▶ **YOUR GOAL**: In your copy, leave out the pictures; write out all the data exactly.

--------

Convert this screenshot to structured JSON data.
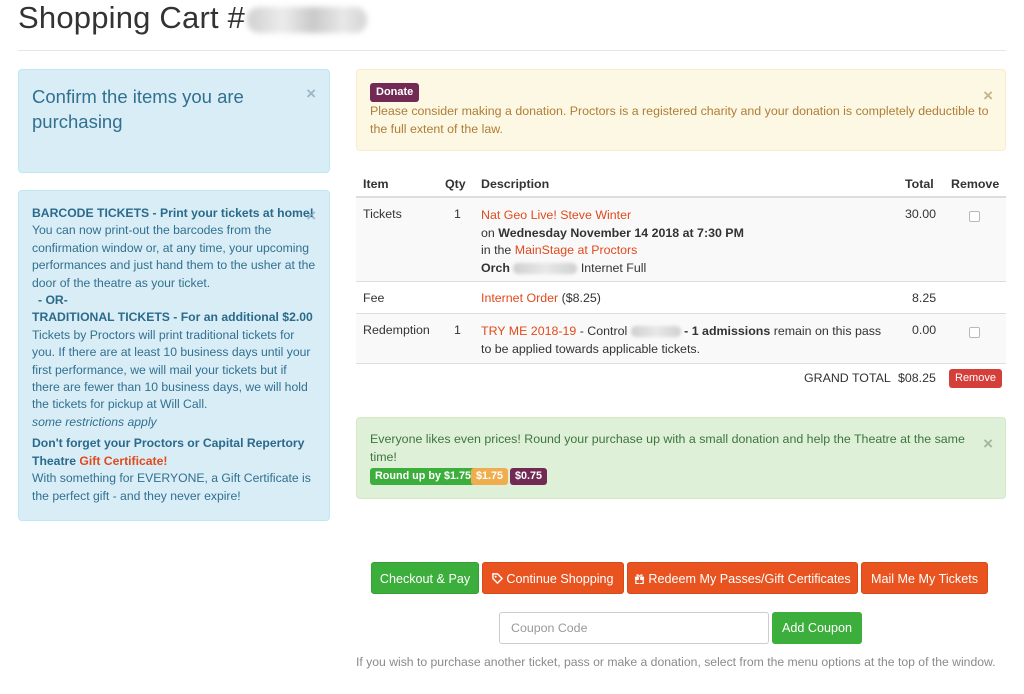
{
  "header": {
    "title": "Shopping Cart #"
  },
  "confirm_panel": {
    "text": "Confirm the items you are purchasing",
    "close": "×"
  },
  "info_panel": {
    "close": "×",
    "barcode_heading": "BARCODE TICKETS - Print your tickets at home!",
    "barcode_body": "You can now print-out the barcodes from the confirmation window or, at any time, your upcoming performances and just hand them to the usher at the door of the theatre as your ticket.",
    "or_label": "- OR-",
    "traditional_heading": "TRADITIONAL TICKETS - For an additional $2.00",
    "traditional_body": "Tickets by Proctors will print traditional tickets for you. If there are at least 10 business days until your first performance, we will mail your tickets but if there are fewer than 10 business days, we will hold the tickets for pickup at Will Call.",
    "restrictions": "some restrictions apply",
    "gift_heading": "Don't forget your Proctors or Capital Repertory Theatre",
    "gift_link": "Gift Certificate!",
    "gift_body": "With something for EVERYONE, a Gift Certificate is the perfect gift - and they never expire!"
  },
  "donate_alert": {
    "badge": "Donate",
    "text": "Please consider making a donation. Proctors is a registered charity and your donation is completely deductible to the full extent of the law.",
    "close": "×"
  },
  "cart": {
    "headers": {
      "item": "Item",
      "qty": "Qty",
      "description": "Description",
      "total": "Total",
      "remove": "Remove"
    },
    "tickets": {
      "item": "Tickets",
      "qty": "1",
      "event": "Nat Geo Live! Steve Winter",
      "on": "on",
      "date": "Wednesday November 14 2018 at 7:30 PM",
      "in_the": "in the",
      "venue": "MainStage at Proctors",
      "seat_prefix": "Orch",
      "seat_suffix": "Internet Full",
      "total": "30.00"
    },
    "fee": {
      "item": "Fee",
      "link": "Internet Order",
      "amount": "($8.25)",
      "total": "8.25"
    },
    "redemption": {
      "item": "Redemption",
      "qty": "1",
      "link": "TRY ME 2018-19",
      "control": "- Control",
      "admissions": "- 1 admissions",
      "rest": "remain on this pass to be applied towards applicable tickets.",
      "total": "0.00"
    },
    "grand_total_label": "GRAND TOTAL",
    "grand_total": "$08.25",
    "remove_button": "Remove"
  },
  "round_alert": {
    "text": "Everyone likes even prices!  Round your purchase up with a small donation and help the Theatre at the same time!",
    "close": "×",
    "options": [
      "Round up by $1.75",
      "$1.75",
      "$0.75"
    ]
  },
  "actions": {
    "checkout": "Checkout & Pay",
    "continue": "Continue Shopping",
    "redeem": "Redeem My Passes/Gift Certificates",
    "mail": "Mail Me My Tickets"
  },
  "coupon": {
    "placeholder": "Coupon Code",
    "button": "Add Coupon"
  },
  "footer": {
    "note": "If you wish to purchase another ticket, pass or make a donation, select from the menu options at the top of the window."
  },
  "colors": {
    "accent_link": "#e14a1c",
    "success": "#3cae3c",
    "danger": "#d43f3a",
    "donate": "#722a54",
    "warning_badge": "#f0ad4e"
  },
  "icons": {
    "continue": "tag-icon",
    "redeem": "gift-icon"
  }
}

--------

▶ **EXERCISE ANSWER**:
Convert this screenshot to structured JSON data.
{
  "header": {
    "title": "Shopping Cart #"
  },
  "confirm_panel": {
    "text": "Confirm the items you are purchasing",
    "close": "×"
  },
  "info_panel": {
    "close": "×",
    "barcode_heading": "BARCODE TICKETS - Print your tickets at home!",
    "barcode_body": "You can now print-out the barcodes from the confirmation window or, at any time, your upcoming performances and just hand them to the usher at the door of the theatre as your ticket.",
    "or_label": "- OR-",
    "traditional_heading": "TRADITIONAL TICKETS - For an additional $2.00",
    "traditional_body": "Tickets by Proctors will print traditional tickets for you. If there are at least 10 business days until your first performance, we will mail your tickets but if there are fewer than 10 business days, we will hold the tickets for pickup at Will Call.",
    "restrictions": "some restrictions apply",
    "gift_heading": "Don't forget your Proctors or Capital Repertory Theatre",
    "gift_link": "Gift Certificate!",
    "gift_body": "With something for EVERYONE, a Gift Certificate is the perfect gift - and they never expire!"
  },
  "donate_alert": {
    "badge": "Donate",
    "text": "Please consider making a donation. Proctors is a registered charity and your donation is completely deductible to the full extent of the law.",
    "close": "×"
  },
  "cart": {
    "headers": {
      "item": "Item",
      "qty": "Qty",
      "description": "Description",
      "total": "Total",
      "remove": "Remove"
    },
    "tickets": {
      "item": "Tickets",
      "qty": "1",
      "event": "Nat Geo Live! Steve Winter",
      "on": "on",
      "date": "Wednesday November 14 2018 at 7:30 PM",
      "in_the": "in the",
      "venue": "MainStage at Proctors",
      "seat_prefix": "Orch",
      "seat_suffix": "Internet Full",
      "total": "30.00"
    },
    "fee": {
      "item": "Fee",
      "link": "Internet Order",
      "amount": "($8.25)",
      "total": "8.25"
    },
    "redemption": {
      "item": "Redemption",
      "qty": "1",
      "link": "TRY ME 2018-19",
      "control": "- Control",
      "admissions": "- 1 admissions",
      "rest": "remain on this pass to be applied towards applicable tickets.",
      "total": "0.00"
    },
    "grand_total_label": "GRAND TOTAL",
    "grand_total": "$08.25",
    "remove_button": "Remove"
  },
  "round_alert": {
    "text": "Everyone likes even prices!  Round your purchase up with a small donation and help the Theatre at the same time!",
    "close": "×",
    "options": [
      "Round up by $1.75",
      "$1.75",
      "$0.75"
    ]
  },
  "actions": {
    "checkout": "Checkout & Pay",
    "continue": "Continue Shopping",
    "redeem": "Redeem My Passes/Gift Certificates",
    "mail": "Mail Me My Tickets"
  },
  "coupon": {
    "placeholder": "Coupon Code",
    "button": "Add Coupon"
  },
  "footer": {
    "note": "If you wish to purchase another ticket, pass or make a donation, select from the menu options at the top of the window."
  },
  "colors": {
    "accent_link": "#e14a1c",
    "success": "#3cae3c",
    "danger": "#d43f3a",
    "donate": "#722a54",
    "warning_badge": "#f0ad4e"
  },
  "icons": {
    "continue": "tag-icon",
    "redeem": "gift-icon"
  }
}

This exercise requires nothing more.